Records shown
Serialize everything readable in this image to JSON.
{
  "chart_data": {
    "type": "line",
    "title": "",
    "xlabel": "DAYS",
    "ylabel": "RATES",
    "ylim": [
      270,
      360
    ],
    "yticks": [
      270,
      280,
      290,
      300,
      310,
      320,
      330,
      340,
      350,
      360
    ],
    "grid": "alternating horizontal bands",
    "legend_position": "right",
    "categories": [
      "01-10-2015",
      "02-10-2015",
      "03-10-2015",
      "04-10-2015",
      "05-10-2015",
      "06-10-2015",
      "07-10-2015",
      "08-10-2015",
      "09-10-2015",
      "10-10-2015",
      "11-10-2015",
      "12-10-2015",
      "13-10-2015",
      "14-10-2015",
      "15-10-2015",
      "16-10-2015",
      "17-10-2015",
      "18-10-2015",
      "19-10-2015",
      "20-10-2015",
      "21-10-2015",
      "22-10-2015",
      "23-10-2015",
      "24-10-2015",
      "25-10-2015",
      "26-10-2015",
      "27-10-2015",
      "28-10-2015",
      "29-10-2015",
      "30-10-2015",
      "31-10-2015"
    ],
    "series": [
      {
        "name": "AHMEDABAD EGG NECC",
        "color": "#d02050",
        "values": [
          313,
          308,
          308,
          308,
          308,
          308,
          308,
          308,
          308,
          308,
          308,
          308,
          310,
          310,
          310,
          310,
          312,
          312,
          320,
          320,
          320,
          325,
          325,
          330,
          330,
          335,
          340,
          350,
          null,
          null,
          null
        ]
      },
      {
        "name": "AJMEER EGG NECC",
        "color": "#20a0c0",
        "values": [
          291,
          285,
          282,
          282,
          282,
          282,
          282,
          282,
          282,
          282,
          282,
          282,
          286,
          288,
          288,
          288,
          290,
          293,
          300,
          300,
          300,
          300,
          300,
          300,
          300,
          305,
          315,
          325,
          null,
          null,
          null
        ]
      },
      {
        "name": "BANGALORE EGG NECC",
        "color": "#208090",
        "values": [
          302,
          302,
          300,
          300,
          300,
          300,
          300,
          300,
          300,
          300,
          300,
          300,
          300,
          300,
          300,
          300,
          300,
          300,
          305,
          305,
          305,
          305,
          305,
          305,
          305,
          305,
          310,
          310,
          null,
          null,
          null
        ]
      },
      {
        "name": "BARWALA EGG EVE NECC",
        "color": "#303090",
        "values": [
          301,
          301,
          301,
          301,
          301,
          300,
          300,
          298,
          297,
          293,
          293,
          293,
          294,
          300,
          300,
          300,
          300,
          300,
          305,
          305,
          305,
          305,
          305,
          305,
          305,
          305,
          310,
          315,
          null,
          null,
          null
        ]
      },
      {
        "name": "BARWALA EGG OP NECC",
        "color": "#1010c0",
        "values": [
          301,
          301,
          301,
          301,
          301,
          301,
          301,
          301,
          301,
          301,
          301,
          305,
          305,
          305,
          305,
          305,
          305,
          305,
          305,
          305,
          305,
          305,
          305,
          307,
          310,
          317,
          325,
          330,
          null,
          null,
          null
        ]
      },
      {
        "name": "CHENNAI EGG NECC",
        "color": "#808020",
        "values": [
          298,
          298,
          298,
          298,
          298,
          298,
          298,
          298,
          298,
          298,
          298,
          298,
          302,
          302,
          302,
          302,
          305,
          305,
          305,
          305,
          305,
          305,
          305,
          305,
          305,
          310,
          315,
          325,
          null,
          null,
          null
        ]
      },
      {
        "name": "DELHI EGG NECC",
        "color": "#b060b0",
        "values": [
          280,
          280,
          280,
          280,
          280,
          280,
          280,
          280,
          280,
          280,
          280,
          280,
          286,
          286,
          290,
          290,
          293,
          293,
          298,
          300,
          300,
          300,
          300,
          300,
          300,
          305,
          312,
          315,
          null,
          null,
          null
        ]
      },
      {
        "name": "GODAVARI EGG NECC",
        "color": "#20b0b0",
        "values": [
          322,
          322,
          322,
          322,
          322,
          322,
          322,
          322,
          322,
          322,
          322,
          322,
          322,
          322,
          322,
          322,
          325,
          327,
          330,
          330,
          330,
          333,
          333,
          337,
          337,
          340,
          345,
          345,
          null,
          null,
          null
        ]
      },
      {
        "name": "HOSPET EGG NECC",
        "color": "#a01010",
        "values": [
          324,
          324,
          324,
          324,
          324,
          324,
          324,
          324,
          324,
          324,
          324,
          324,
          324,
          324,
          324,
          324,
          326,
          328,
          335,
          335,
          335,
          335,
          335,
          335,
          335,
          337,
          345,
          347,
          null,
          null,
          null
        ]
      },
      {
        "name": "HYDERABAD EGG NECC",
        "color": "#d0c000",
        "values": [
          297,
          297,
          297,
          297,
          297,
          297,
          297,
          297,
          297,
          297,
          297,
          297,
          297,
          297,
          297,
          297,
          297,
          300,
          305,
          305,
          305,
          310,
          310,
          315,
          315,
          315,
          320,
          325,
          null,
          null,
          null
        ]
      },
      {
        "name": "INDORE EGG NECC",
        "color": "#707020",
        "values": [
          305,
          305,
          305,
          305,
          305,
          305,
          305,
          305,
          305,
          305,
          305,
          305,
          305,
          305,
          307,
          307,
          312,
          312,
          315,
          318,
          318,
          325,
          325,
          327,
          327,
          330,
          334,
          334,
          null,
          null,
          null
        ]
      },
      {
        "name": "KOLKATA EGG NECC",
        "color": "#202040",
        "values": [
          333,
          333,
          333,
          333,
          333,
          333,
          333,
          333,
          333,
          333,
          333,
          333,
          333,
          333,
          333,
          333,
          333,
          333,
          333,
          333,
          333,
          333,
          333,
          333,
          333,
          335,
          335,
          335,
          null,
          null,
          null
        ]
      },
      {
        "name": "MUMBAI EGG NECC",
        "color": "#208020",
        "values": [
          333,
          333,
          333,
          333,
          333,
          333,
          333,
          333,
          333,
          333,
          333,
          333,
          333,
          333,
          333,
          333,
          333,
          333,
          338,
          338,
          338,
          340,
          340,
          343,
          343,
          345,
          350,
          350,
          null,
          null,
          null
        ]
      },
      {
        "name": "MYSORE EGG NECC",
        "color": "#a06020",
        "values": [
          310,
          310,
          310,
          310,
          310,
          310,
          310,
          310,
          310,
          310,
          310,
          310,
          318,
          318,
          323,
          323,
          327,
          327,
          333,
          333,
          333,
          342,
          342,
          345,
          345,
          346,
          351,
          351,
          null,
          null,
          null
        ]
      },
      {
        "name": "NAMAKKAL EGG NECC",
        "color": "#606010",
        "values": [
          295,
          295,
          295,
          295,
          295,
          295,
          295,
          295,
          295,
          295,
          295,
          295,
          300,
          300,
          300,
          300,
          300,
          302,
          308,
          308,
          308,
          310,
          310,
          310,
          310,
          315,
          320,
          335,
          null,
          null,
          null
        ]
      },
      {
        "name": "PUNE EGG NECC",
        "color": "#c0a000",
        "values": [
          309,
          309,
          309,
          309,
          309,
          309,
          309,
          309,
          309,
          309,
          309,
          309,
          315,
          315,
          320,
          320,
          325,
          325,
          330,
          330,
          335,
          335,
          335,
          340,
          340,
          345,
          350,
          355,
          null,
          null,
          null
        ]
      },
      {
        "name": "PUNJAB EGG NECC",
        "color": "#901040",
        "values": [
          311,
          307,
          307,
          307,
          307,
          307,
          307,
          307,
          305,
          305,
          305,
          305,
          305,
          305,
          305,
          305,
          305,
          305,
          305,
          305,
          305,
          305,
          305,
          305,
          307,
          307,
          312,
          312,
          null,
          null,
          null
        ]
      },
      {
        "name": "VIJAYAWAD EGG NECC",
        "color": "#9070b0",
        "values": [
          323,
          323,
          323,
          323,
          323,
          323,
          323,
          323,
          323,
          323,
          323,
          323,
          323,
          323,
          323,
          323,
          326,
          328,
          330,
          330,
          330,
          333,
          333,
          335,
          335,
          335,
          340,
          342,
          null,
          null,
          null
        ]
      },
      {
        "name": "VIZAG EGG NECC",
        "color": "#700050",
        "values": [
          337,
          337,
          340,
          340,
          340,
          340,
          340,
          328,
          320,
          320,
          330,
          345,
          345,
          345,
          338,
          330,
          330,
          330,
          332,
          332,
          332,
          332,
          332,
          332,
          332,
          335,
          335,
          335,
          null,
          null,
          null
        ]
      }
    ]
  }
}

What you are asked to do
Your task is to gather every line with the word "BARWALA" and copy it.

Output of the task
        "name": "BARWALA EGG EVE NECC",
        "name": "BARWALA EGG OP NECC",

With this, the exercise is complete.